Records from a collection
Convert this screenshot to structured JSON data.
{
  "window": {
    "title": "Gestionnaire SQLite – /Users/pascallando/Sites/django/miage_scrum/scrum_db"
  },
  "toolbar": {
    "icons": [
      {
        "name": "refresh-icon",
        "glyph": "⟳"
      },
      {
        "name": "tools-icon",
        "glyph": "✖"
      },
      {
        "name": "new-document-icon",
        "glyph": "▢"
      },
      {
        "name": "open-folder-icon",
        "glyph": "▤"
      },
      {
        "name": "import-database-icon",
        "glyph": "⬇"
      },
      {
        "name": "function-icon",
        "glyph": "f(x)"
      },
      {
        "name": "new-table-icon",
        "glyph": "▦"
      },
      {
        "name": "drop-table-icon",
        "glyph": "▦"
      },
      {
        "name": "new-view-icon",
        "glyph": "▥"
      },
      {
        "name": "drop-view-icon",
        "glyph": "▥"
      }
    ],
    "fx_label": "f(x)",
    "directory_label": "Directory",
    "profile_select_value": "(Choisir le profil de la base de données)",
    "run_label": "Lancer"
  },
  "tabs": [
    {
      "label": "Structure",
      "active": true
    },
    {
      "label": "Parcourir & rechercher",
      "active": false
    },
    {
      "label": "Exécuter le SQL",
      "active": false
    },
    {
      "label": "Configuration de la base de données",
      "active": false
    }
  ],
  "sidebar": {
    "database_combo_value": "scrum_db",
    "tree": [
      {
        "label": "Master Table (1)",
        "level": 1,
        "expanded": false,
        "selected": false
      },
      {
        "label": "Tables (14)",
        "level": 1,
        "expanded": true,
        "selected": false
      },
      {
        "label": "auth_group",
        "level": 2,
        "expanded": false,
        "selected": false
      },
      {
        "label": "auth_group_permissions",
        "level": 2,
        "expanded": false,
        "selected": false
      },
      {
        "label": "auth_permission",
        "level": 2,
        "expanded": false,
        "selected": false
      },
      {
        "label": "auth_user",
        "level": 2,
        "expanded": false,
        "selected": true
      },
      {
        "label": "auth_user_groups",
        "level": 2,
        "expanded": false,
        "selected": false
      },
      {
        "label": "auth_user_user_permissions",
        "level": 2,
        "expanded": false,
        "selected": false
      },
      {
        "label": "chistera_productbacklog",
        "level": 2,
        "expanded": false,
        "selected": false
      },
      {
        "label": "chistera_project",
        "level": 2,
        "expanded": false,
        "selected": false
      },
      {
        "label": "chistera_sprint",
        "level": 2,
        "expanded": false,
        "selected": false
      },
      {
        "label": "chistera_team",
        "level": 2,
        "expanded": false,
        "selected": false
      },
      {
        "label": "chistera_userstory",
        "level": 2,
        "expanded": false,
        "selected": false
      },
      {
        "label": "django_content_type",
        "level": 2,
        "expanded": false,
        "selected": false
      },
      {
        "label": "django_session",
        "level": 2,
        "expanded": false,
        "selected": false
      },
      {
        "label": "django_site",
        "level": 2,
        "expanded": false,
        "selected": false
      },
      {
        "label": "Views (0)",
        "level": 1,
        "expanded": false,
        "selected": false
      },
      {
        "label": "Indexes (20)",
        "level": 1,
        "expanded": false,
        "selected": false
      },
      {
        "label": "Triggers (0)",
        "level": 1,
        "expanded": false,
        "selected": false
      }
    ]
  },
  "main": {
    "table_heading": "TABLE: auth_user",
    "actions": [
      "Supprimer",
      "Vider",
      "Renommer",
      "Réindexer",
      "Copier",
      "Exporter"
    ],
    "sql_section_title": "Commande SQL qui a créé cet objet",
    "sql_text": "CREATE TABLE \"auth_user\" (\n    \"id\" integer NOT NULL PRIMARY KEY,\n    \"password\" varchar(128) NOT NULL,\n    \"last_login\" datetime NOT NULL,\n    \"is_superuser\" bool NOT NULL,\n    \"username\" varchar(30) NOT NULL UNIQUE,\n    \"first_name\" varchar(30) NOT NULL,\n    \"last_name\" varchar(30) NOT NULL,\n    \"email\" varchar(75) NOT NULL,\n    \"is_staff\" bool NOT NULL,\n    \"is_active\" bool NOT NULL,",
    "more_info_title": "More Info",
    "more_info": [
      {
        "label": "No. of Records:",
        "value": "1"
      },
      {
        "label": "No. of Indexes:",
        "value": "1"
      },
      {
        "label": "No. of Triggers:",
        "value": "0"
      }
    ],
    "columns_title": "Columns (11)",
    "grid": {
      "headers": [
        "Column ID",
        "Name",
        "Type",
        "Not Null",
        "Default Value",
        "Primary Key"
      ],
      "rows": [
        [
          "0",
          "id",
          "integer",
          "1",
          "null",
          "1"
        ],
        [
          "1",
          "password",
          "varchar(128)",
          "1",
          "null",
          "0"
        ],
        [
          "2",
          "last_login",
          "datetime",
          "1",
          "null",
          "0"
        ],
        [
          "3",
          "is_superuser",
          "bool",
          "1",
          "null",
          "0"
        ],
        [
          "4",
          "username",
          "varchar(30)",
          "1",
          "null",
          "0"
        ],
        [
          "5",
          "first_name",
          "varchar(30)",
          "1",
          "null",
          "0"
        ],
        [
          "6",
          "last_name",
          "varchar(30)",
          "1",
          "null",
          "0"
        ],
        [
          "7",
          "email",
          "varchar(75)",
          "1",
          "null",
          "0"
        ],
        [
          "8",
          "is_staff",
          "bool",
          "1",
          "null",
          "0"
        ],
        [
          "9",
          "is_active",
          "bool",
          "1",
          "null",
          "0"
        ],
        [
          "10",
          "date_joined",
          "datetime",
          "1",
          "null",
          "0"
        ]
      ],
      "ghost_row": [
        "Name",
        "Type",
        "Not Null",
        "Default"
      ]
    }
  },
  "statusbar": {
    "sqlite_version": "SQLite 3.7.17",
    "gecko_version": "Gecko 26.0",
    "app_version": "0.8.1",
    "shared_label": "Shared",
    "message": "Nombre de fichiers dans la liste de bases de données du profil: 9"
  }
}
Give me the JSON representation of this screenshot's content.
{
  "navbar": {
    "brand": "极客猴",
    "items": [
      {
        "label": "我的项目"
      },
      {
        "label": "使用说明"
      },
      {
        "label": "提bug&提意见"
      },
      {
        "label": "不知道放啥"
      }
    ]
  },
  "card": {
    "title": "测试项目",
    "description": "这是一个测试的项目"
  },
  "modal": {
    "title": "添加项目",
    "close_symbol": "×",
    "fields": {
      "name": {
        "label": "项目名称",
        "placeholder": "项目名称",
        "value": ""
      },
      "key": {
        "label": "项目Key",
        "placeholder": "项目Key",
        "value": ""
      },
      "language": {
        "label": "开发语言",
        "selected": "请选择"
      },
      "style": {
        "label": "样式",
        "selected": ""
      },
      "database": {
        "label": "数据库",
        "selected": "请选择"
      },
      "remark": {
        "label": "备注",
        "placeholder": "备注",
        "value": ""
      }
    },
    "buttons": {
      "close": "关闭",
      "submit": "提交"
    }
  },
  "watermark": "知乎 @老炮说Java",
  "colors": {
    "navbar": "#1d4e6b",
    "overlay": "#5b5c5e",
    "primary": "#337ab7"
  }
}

SET TASK
Extract every entry above as it appears.

CORRECT ANSWER
Convert this screenshot to structured JSON data.
{
  "window": {
    "title": "Gestionnaire SQLite – /Users/pascallando/Sites/django/miage_scrum/scrum_db"
  },
  "toolbar": {
    "icons": [
      {
        "name": "refresh-icon",
        "glyph": "⟳"
      },
      {
        "name": "tools-icon",
        "glyph": "✖"
      },
      {
        "name": "new-document-icon",
        "glyph": "▢"
      },
      {
        "name": "open-folder-icon",
        "glyph": "▤"
      },
      {
        "name": "import-database-icon",
        "glyph": "⬇"
      },
      {
        "name": "function-icon",
        "glyph": "f(x)"
      },
      {
        "name": "new-table-icon",
        "glyph": "▦"
      },
      {
        "name": "drop-table-icon",
        "glyph": "▦"
      },
      {
        "name": "new-view-icon",
        "glyph": "▥"
      },
      {
        "name": "drop-view-icon",
        "glyph": "▥"
      }
    ],
    "fx_label": "f(x)",
    "directory_label": "Directory",
    "profile_select_value": "(Choisir le profil de la base de données)",
    "run_label": "Lancer"
  },
  "tabs": [
    {
      "label": "Structure",
      "active": true
    },
    {
      "label": "Parcourir & rechercher",
      "active": false
    },
    {
      "label": "Exécuter le SQL",
      "active": false
    },
    {
      "label": "Configuration de la base de données",
      "active": false
    }
  ],
  "sidebar": {
    "database_combo_value": "scrum_db",
    "tree": [
      {
        "label": "Master Table (1)",
        "level": 1,
        "expanded": false,
        "selected": false
      },
      {
        "label": "Tables (14)",
        "level": 1,
        "expanded": true,
        "selected": false
      },
      {
        "label": "auth_group",
        "level": 2,
        "expanded": false,
        "selected": false
      },
      {
        "label": "auth_group_permissions",
        "level": 2,
        "expanded": false,
        "selected": false
      },
      {
        "label": "auth_permission",
        "level": 2,
        "expanded": false,
        "selected": false
      },
      {
        "label": "auth_user",
        "level": 2,
        "expanded": false,
        "selected": true
      },
      {
        "label": "auth_user_groups",
        "level": 2,
        "expanded": false,
        "selected": false
      },
      {
        "label": "auth_user_user_permissions",
        "level": 2,
        "expanded": false,
        "selected": false
      },
      {
        "label": "chistera_productbacklog",
        "level": 2,
        "expanded": false,
        "selected": false
      },
      {
        "label": "chistera_project",
        "level": 2,
        "expanded": false,
        "selected": false
      },
      {
        "label": "chistera_sprint",
        "level": 2,
        "expanded": false,
        "selected": false
      },
      {
        "label": "chistera_team",
        "level": 2,
        "expanded": false,
        "selected": false
      },
      {
        "label": "chistera_userstory",
        "level": 2,
        "expanded": false,
        "selected": false
      },
      {
        "label": "django_content_type",
        "level": 2,
        "expanded": false,
        "selected": false
      },
      {
        "label": "django_session",
        "level": 2,
        "expanded": false,
        "selected": false
      },
      {
        "label": "django_site",
        "level": 2,
        "expanded": false,
        "selected": false
      },
      {
        "label": "Views (0)",
        "level": 1,
        "expanded": false,
        "selected": false
      },
      {
        "label": "Indexes (20)",
        "level": 1,
        "expanded": false,
        "selected": false
      },
      {
        "label": "Triggers (0)",
        "level": 1,
        "expanded": false,
        "selected": false
      }
    ]
  },
  "main": {
    "table_heading": "TABLE: auth_user",
    "actions": [
      "Supprimer",
      "Vider",
      "Renommer",
      "Réindexer",
      "Copier",
      "Exporter"
    ],
    "sql_section_title": "Commande SQL qui a créé cet objet",
    "sql_text": "CREATE TABLE \"auth_user\" (\n    \"id\" integer NOT NULL PRIMARY KEY,\n    \"password\" varchar(128) NOT NULL,\n    \"last_login\" datetime NOT NULL,\n    \"is_superuser\" bool NOT NULL,\n    \"username\" varchar(30) NOT NULL UNIQUE,\n    \"first_name\" varchar(30) NOT NULL,\n    \"last_name\" varchar(30) NOT NULL,\n    \"email\" varchar(75) NOT NULL,\n    \"is_staff\" bool NOT NULL,\n    \"is_active\" bool NOT NULL,",
    "more_info_title": "More Info",
    "more_info": [
      {
        "label": "No. of Records:",
        "value": "1"
      },
      {
        "label": "No. of Indexes:",
        "value": "1"
      },
      {
        "label": "No. of Triggers:",
        "value": "0"
      }
    ],
    "columns_title": "Columns (11)",
    "grid": {
      "headers": [
        "Column ID",
        "Name",
        "Type",
        "Not Null",
        "Default Value",
        "Primary Key"
      ],
      "rows": [
        [
          "0",
          "id",
          "integer",
          "1",
          "null",
          "1"
        ],
        [
          "1",
          "password",
          "varchar(128)",
          "1",
          "null",
          "0"
        ],
        [
          "2",
          "last_login",
          "datetime",
          "1",
          "null",
          "0"
        ],
        [
          "3",
          "is_superuser",
          "bool",
          "1",
          "null",
          "0"
        ],
        [
          "4",
          "username",
          "varchar(30)",
          "1",
          "null",
          "0"
        ],
        [
          "5",
          "first_name",
          "varchar(30)",
          "1",
          "null",
          "0"
        ],
        [
          "6",
          "last_name",
          "varchar(30)",
          "1",
          "null",
          "0"
        ],
        [
          "7",
          "email",
          "varchar(75)",
          "1",
          "null",
          "0"
        ],
        [
          "8",
          "is_staff",
          "bool",
          "1",
          "null",
          "0"
        ],
        [
          "9",
          "is_active",
          "bool",
          "1",
          "null",
          "0"
        ],
        [
          "10",
          "date_joined",
          "datetime",
          "1",
          "null",
          "0"
        ]
      ],
      "ghost_row": [
        "Name",
        "Type",
        "Not Null",
        "Default"
      ]
    }
  },
  "statusbar": {
    "sqlite_version": "SQLite 3.7.17",
    "gecko_version": "Gecko 26.0",
    "app_version": "0.8.1",
    "shared_label": "Shared",
    "message": "Nombre de fichiers dans la liste de bases de données du profil: 9"
  }
}
Give me the JSON representation of this screenshot's content.
{
  "navbar": {
    "brand": "极客猴",
    "items": [
      {
        "label": "我的项目"
      },
      {
        "label": "使用说明"
      },
      {
        "label": "提bug&提意见"
      },
      {
        "label": "不知道放啥"
      }
    ]
  },
  "card": {
    "title": "测试项目",
    "description": "这是一个测试的项目"
  },
  "modal": {
    "title": "添加项目",
    "close_symbol": "×",
    "fields": {
      "name": {
        "label": "项目名称",
        "placeholder": "项目名称",
        "value": ""
      },
      "key": {
        "label": "项目Key",
        "placeholder": "项目Key",
        "value": ""
      },
      "language": {
        "label": "开发语言",
        "selected": "请选择"
      },
      "style": {
        "label": "样式",
        "selected": ""
      },
      "database": {
        "label": "数据库",
        "selected": "请选择"
      },
      "remark": {
        "label": "备注",
        "placeholder": "备注",
        "value": ""
      }
    },
    "buttons": {
      "close": "关闭",
      "submit": "提交"
    }
  },
  "watermark": "知乎 @老炮说Java",
  "colors": {
    "navbar": "#1d4e6b",
    "overlay": "#5b5c5e",
    "primary": "#337ab7"
  }
}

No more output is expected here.